■ What is required
Check every line of the entries that follow, and copy the ones containing "statale".
_ _ _ _ _ _ _
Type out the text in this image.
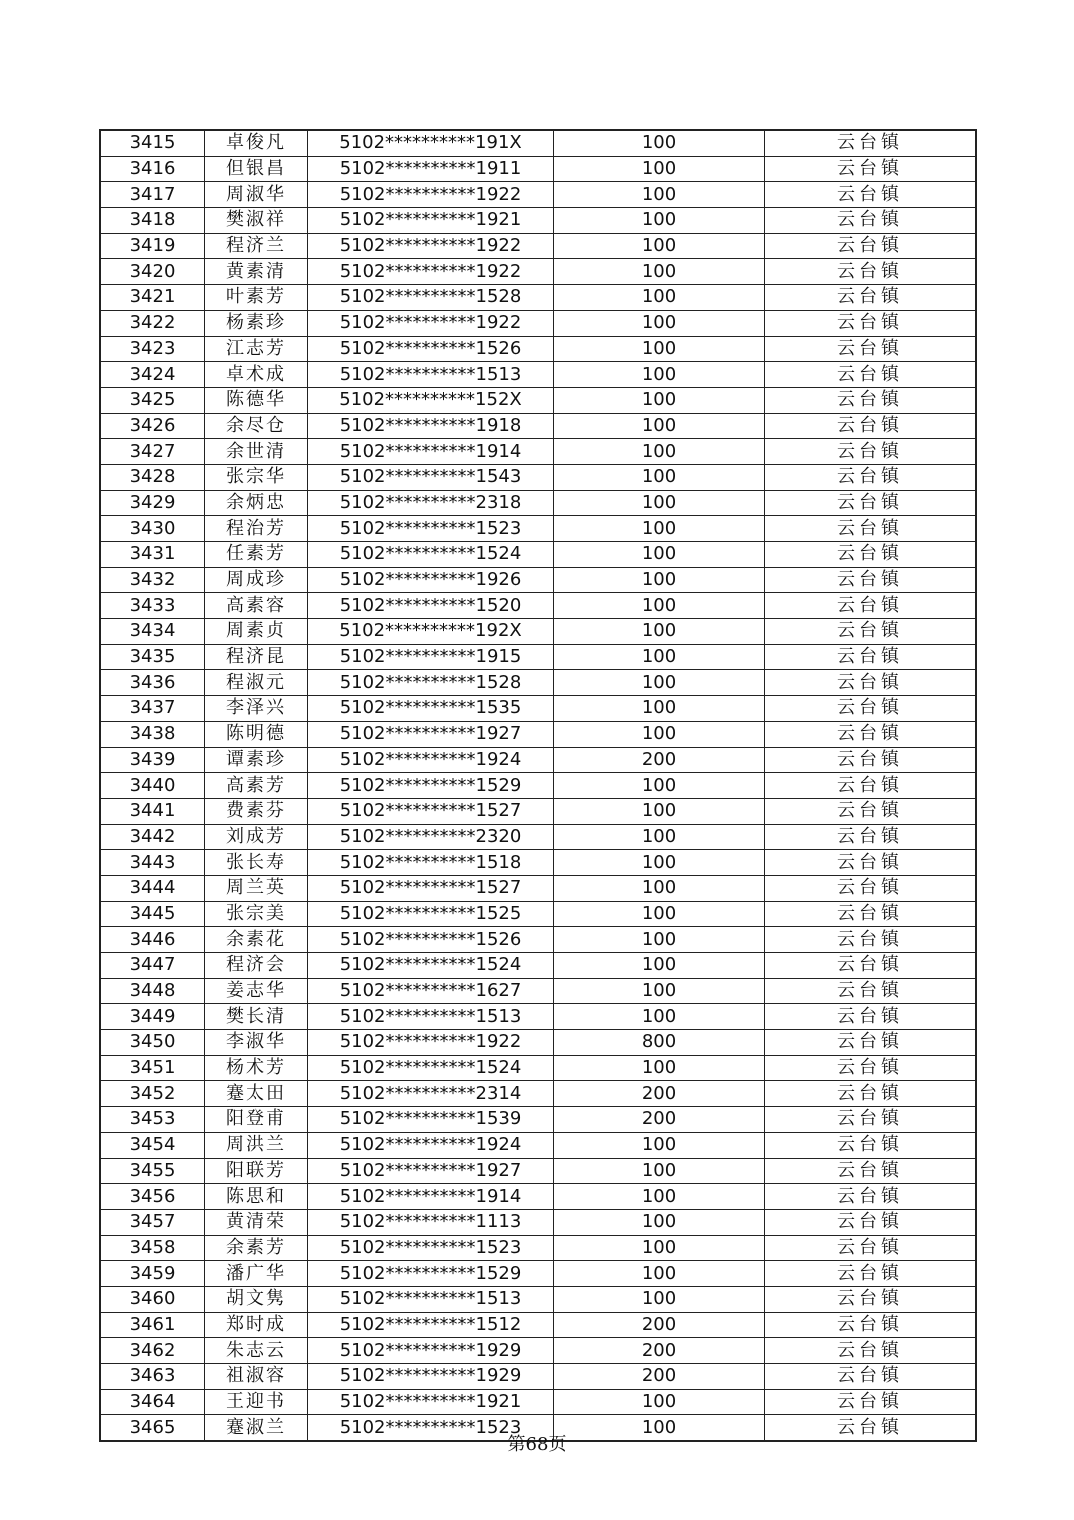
3415	卓俊凡	5102**********191X	100	云台镇
3416	但银昌	5102**********1911	100	云台镇
3417	周淑华	5102**********1922	100	云台镇
3418	樊淑祥	5102**********1921	100	云台镇
3419	程济兰	5102**********1922	100	云台镇
3420	黄素清	5102**********1922	100	云台镇
3421	叶素芳	5102**********1528	100	云台镇
3422	杨素珍	5102**********1922	100	云台镇
3423	江志芳	5102**********1526	100	云台镇
3424	卓术成	5102**********1513	100	云台镇
3425	陈德华	5102**********152X	100	云台镇
3426	余尽仓	5102**********1918	100	云台镇
3427	余世清	5102**********1914	100	云台镇
3428	张宗华	5102**********1543	100	云台镇
3429	余炳忠	5102**********2318	100	云台镇
3430	程治芳	5102**********1523	100	云台镇
3431	任素芳	5102**********1524	100	云台镇
3432	周成珍	5102**********1926	100	云台镇
3433	高素容	5102**********1520	100	云台镇
3434	周素贞	5102**********192X	100	云台镇
3435	程济昆	5102**********1915	100	云台镇
3436	程淑元	5102**********1528	100	云台镇
3437	李泽兴	5102**********1535	100	云台镇
3438	陈明德	5102**********1927	100	云台镇
3439	谭素珍	5102**********1924	200	云台镇
3440	高素芳	5102**********1529	100	云台镇
3441	费素芬	5102**********1527	100	云台镇
3442	刘成芳	5102**********2320	100	云台镇
3443	张长寿	5102**********1518	100	云台镇
3444	周兰英	5102**********1527	100	云台镇
3445	张宗美	5102**********1525	100	云台镇
3446	余素花	5102**********1526	100	云台镇
3447	程济会	5102**********1524	100	云台镇
3448	姜志华	5102**********1627	100	云台镇
3449	樊长清	5102**********1513	100	云台镇
3450	李淑华	5102**********1922	800	云台镇
3451	杨术芳	5102**********1524	100	云台镇
3452	蹇太田	5102**********2314	200	云台镇
3453	阳登甫	5102**********1539	200	云台镇
3454	周洪兰	5102**********1924	100	云台镇
3455	阳联芳	5102**********1927	100	云台镇
3456	陈思和	5102**********1914	100	云台镇
3457	黄清荣	5102**********1113	100	云台镇
3458	余素芳	5102**********1523	100	云台镇
3459	潘广华	5102**********1529	100	云台镇
3460	胡文隽	5102**********1513	100	云台镇
3461	郑时成	5102**********1512	200	云台镇
3462	朱志云	5102**********1929	200	云台镇
3463	祖淑容	5102**********1929	200	云台镇
3464	王迎书	5102**********1921	100	云台镇
3465	蹇淑兰	5102**********1523	100	云台镇
第68页
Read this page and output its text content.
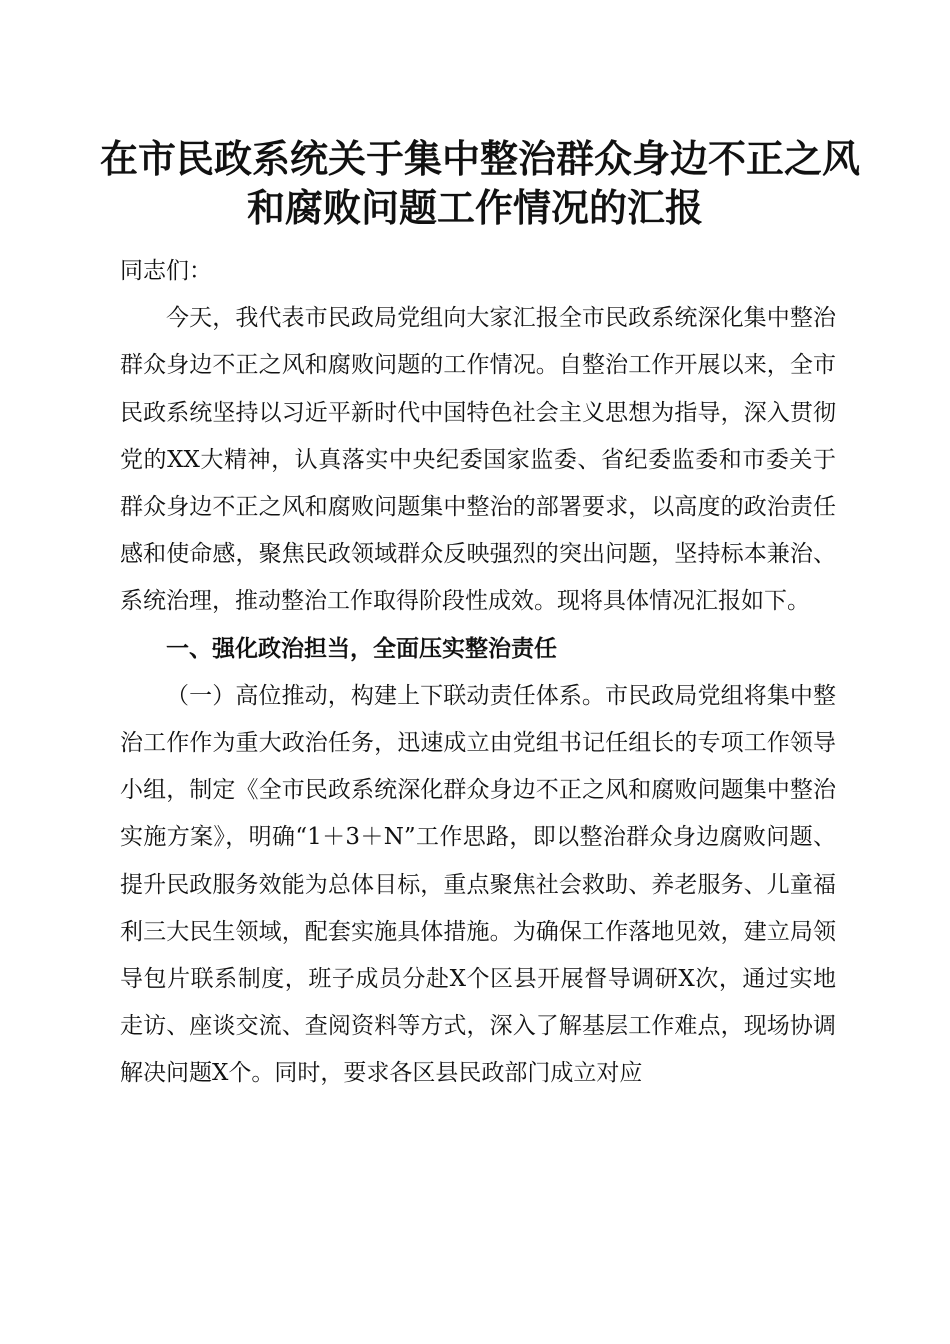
在市民政系统关于集中整治群众身边不正之风
和腐败问题工作情况的汇报

同志们：

今天，我代表市民政局党组向大家汇报全市民政系统深化集中整治群众身边不正之风和腐败问题的工作情况。自整治工作开展以来，全市民政系统坚持以习近平新时代中国特色社会主义思想为指导，深入贯彻党的XX大精神，认真落实中央纪委国家监委、省纪委监委和市委关于群众身边不正之风和腐败问题集中整治的部署要求，以高度的政治责任感和使命感，聚焦民政领域群众反映强烈的突出问题，坚持标本兼治、系统治理，推动整治工作取得阶段性成效。现将具体情况汇报如下。

一、强化政治担当，全面压实整治责任

（一）高位推动，构建上下联动责任体系。市民政局党组将集中整治工作作为重大政治任务，迅速成立由党组书记任组长的专项工作领导小组，制定《全市民政系统深化群众身边不正之风和腐败问题集中整治实施方案》，明确“1＋3＋N”工作思路，即以整治群众身边腐败问题、提升民政服务效能为总体目标，重点聚焦社会救助、养老服务、儿童福利三大民生领域，配套实施具体措施。为确保工作落地见效，建立局领导包片联系制度，班子成员分赴X个区县开展督导调研X次，通过实地走访、座谈交流、查阅资料等方式，深入了解基层工作难点，现场协调解决问题X个。同时，要求各区县民政部门成立对应
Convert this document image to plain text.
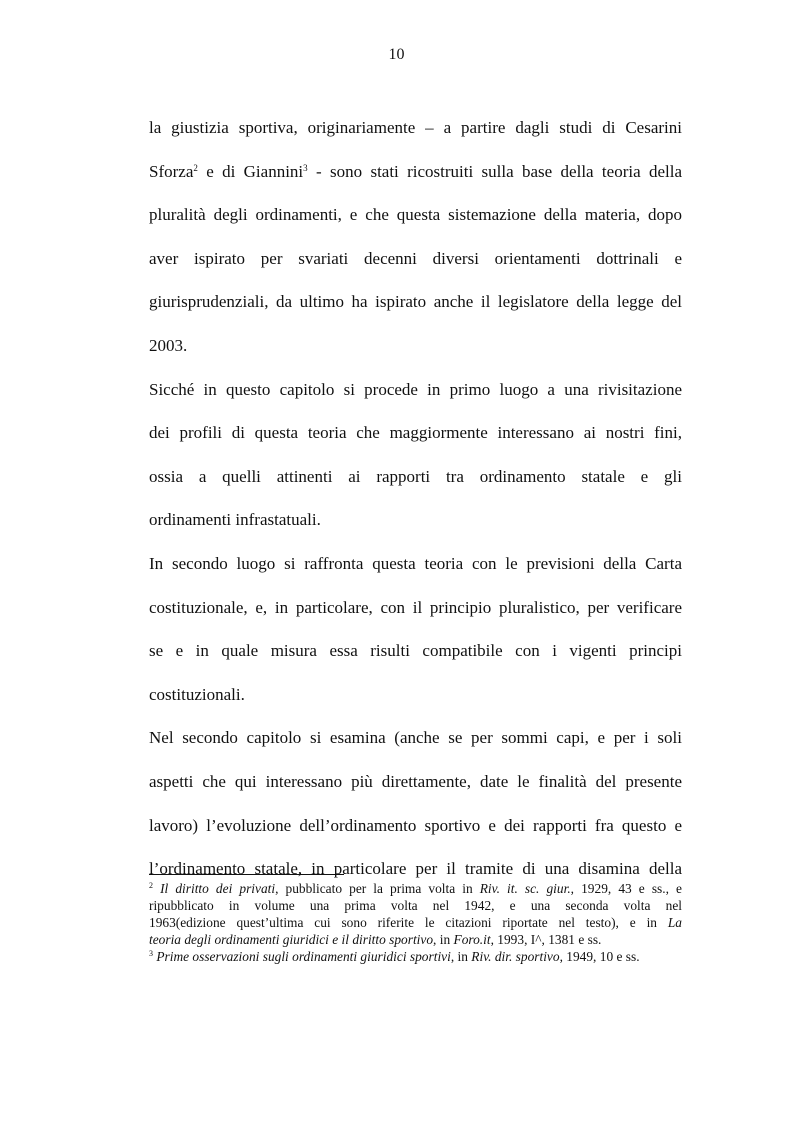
10

la giustizia sportiva, originariamente – a partire dagli studi di Cesarini
Sforza$^2$ e di Giannini$^3$ - sono stati ricostruiti sulla base della teoria della
pluralità degli ordinamenti, e che questa sistemazione della materia, dopo
aver ispirato per svariati decenni diversi orientamenti dottrinali e
giurisprudenziali, da ultimo ha ispirato anche il legislatore della legge del
2003.

Sicché in questo capitolo si procede in primo luogo a una rivisitazione
dei profili di questa teoria che maggiormente interessano ai nostri fini,
ossia a quelli attinenti ai rapporti tra ordinamento statale e gli
ordinamenti infrastatuali.

In secondo luogo si raffronta questa teoria con le previsioni della Carta
costituzionale, e, in particolare, con il principio pluralistico, per verificare
se e in quale misura essa risulti compatibile con i vigenti principi
costituzionali.

Nel secondo capitolo si esamina (anche se per sommi capi, e per i soli
aspetti che qui interessano più direttamente, date le finalità del presente
lavoro) l’evoluzione dell’ordinamento sportivo e dei rapporti fra questo e
l’ordinamento statale, in particolare per il tramite di una disamina della

$^2$ Il diritto dei privati, pubblicato per la prima volta in Riv. it. sc. giur., 1929, 43 e ss., e
ripubblicato in volume una prima volta nel 1942, e una seconda volta nel
1963(edizione quest’ultima cui sono riferite le citazioni riportate nel testo), e in La
teoria degli ordinamenti giuridici e il diritto sportivo, in Foro.it, 1993, I^, 1381 e ss.
$^3$ Prime osservazioni sugli ordinamenti giuridici sportivi, in Riv. dir. sportivo, 1949, 10 e ss.
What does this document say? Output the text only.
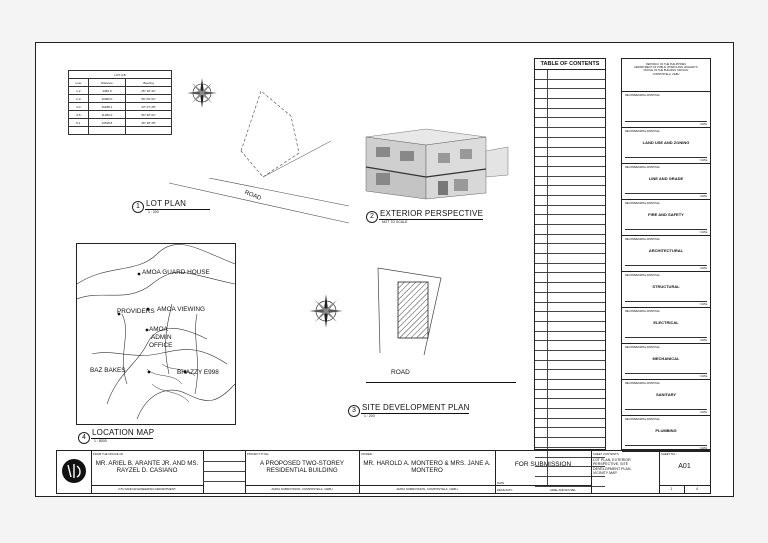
LOT 3-B		
Line	Distance	Bearing
1-2	4466.0	25° 35' 42"
2-3	10060.0	66° 06' 02"
3-4	15188.1	23° 07' 28"
4-5	11390.0	66° 56' 02"
5-1	13518.5	46° 38' 28"

ROAD
1 LOT PLAN
1 : 200
2 EXTERIOR PERSPECTIVE
NOT TO SCALE
ROAD
3 SITE DEVELOPMENT PLAN
1 : 200
AMOA GUARD HOUSE
PROVIDERS AMOA VIEWING
AMOA
ADMIN
OFFICE
BAZ BAKES	BHAZZY E998
4
LOCATION MAP
1 : 8000
TABLE OF CONTENTS	REPUBLIC OF THE PHILIPPINES
DEPARTMENT OF PUBLIC WORKS AND HIGHWAYS
OFFICE OF THE BUILDING OFFICIAL
COMPOSTELA, CEBU
RECOMMENDING APPROVAL
DATE
RECOMMENDING APPROVAL
LAND USE AND ZONING
DATE
RECOMMENDING APPROVAL
LINE AND GRADE
DATE
RECOMMENDING APPROVAL
FIRE AND SAFETY
DATE
RECOMMENDING APPROVAL
ARCHITECTURAL
DATE
RECOMMENDING APPROVAL
STRUCTURAL
DATE
RECOMMENDING APPROVAL
ELECTRICAL
DATE
RECOMMENDING APPROVAL
MECHANICAL
DATE
RECOMMENDING APPROVAL
SANITARY
DATE
RECOMMENDING APPROVAL
PLUMBING
DATE
FROM THE OFFICE OF:
MR. ARIEL B. ARANTE JR. AND MS. RAYZEL D. CASIANO
CTU MAIN ENGINEERING DEPARTMENT
PROJECT TITLE:
A PROPOSED TWO-STOREY RESIDENTIAL BUILDING
AMOA SUBDIVISION, COMPOSTELA, CEBU
OWNER:
MR. HAROLD A. MONTERO & MRS. JANE A. MONTERO
AMOA SUBDIVISION, COMPOSTELA, CEBU
FOR SUBMISSION
DATE
DESIGN BY:	ARIEL AND RAYZEL
SHEET CONTENTS:
LOT PLAN, EXTERIOR PERSPECTIVE, SITE DEVELOPMENT PLAN, VICINITY MAP
SHEET NO.:
A01
1	4
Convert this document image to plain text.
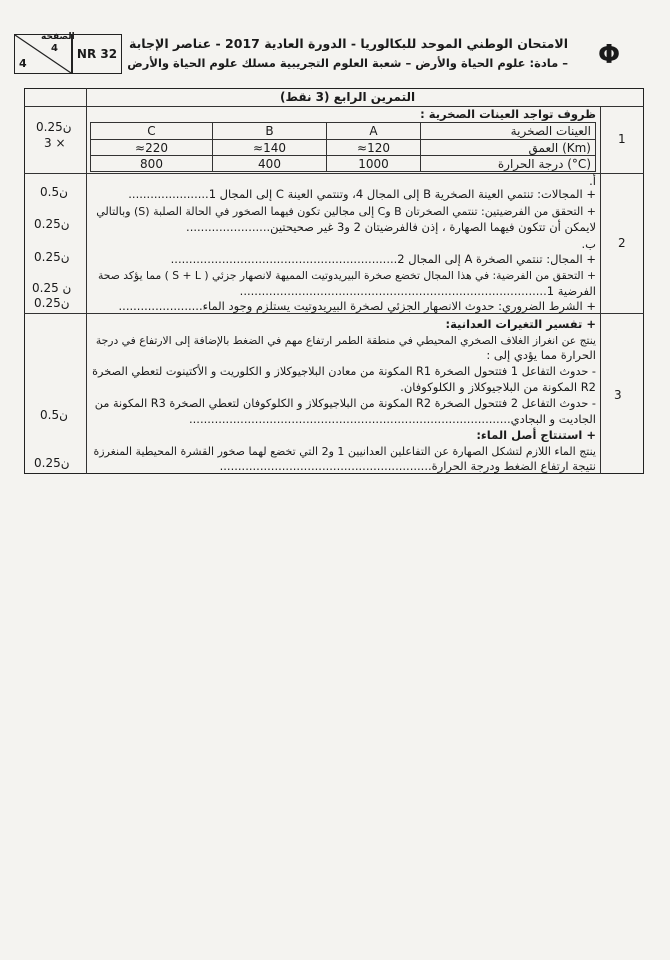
الصفحة
4
4
NR 32
الامتحان الوطني الموحد للبكالوريا - الدورة العادية 2017 - عناصر الإجابة
– مادة: علوم الحياة والأرض – شعبة العلوم التجريبية مسلك علوم الحياة والأرض Φ
التمرين الرابع (3 نقط)
1
ظروف تواجد العينات الصخرية :
العينات الصخرية
العمق (Km)
درجة الحرارة (°C)
A
B
C
≈120
≈140
≈220
1000
400
800
0.25ن
3 ×
2
أ.
+ المجالات: تنتمي العينة الصخرية B إلى المجال 4، وتنتمي العينة C إلى المجال 1......................
+ التحقق من الفرضيتين: تنتمي الصخرتان B وC إلى مجالين تكون فيهما الصخور في الحالة الصلبة (S) وبالتالي
لايمكن أن تتكون فيهما الصهارة ، إذن فالفرضيتان 2 و3 غير صحيحتين.......................
ب.
+ المجال: تنتمي الصخرة A إلى المجال 2..............................................................
+ التحقق من الفرضية: في هذا المجال تخضع صخرة البيريدوتيت المميهة لانصهار جزئي ( S + L ) مما يؤكد صحة
الفرضية 1....................................................................................
+ الشرط الضروري: حدوث الانصهار الجزئي لصخرة البيريدوتيت يستلزم وجود الماء.......................
0.5ن
0.25ن
0.25ن
0.25 ن
0.25ن
3
+ تفسير التغيرات العدانية:
ينتج عن انغراز الغلاف الصخري المحيطي في منطقة الطمر ارتفاع مهم في الضغط بالإضافة إلى الارتفاع في درجة
الحرارة مما يؤدي إلى :
- حدوث التفاعل 1 فتتحول الصخرة R1 المكونة من معادن البلاجيوكلاز و الكلوريت و الأكتينوت لتعطي الصخرة
R2 المكونة من البلاجيوكلاز و الكلوكوفان.
- حدوث التفاعل 2 فتتحول الصخرة R2 المكونة من البلاجيوكلاز و الكلوكوفان لتعطي الصخرة R3 المكونة من
الجاديت و البجادي........................................................................................
+ استنتاج أصل الماء:
ينتج الماء اللازم لتشكل الصهارة عن التفاعلين العدانيين 1 و2 التي تخضع لهما صخور القشرة المحيطية المنغرزة
نتيجة ارتفاع الضغط ودرجة الحرارة..........................................................
0.5ن
0.25ن
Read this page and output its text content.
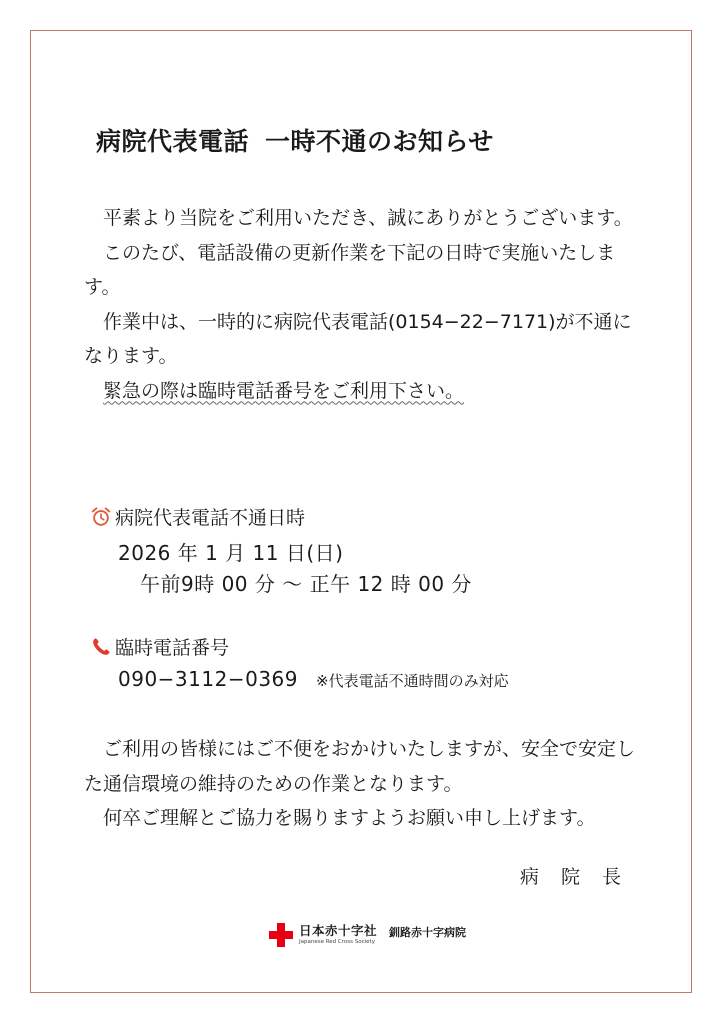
病院代表電話 一時不通のお知らせ

平素より当院をご利用いただき、誠にありがとうございます。

このたび、電話設備の更新作業を下記の日時で実施いたします。

作業中は、一時的に病院代表電話(0154−22−7171)が不通になります。

緊急の際は臨時電話番号をご利用下さい。

病院代表電話不通日時
2026 年 1 月 11 日(日)
午前9時 00 分 ～ 正午 12 時 00 分
臨時電話番号
090−3112−0369 ※代表電話不通時間のみ対応

ご利用の皆様にはご不便をおかけいたしますが、安全で安定した通信環境の維持のための作業となります。

何卒ご理解とご協力を賜りますようお願い申し上げます。

病 院 長
日本赤十字社
Japanese Red Cross Society
釧路赤十字病院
_ _ _ _ _ _ _
■ The answer
ossia a quelli attinenti ai rapporti tra ordinamento statale e gli
l’ordinamento statale, in particolare per il tramite di una disamina della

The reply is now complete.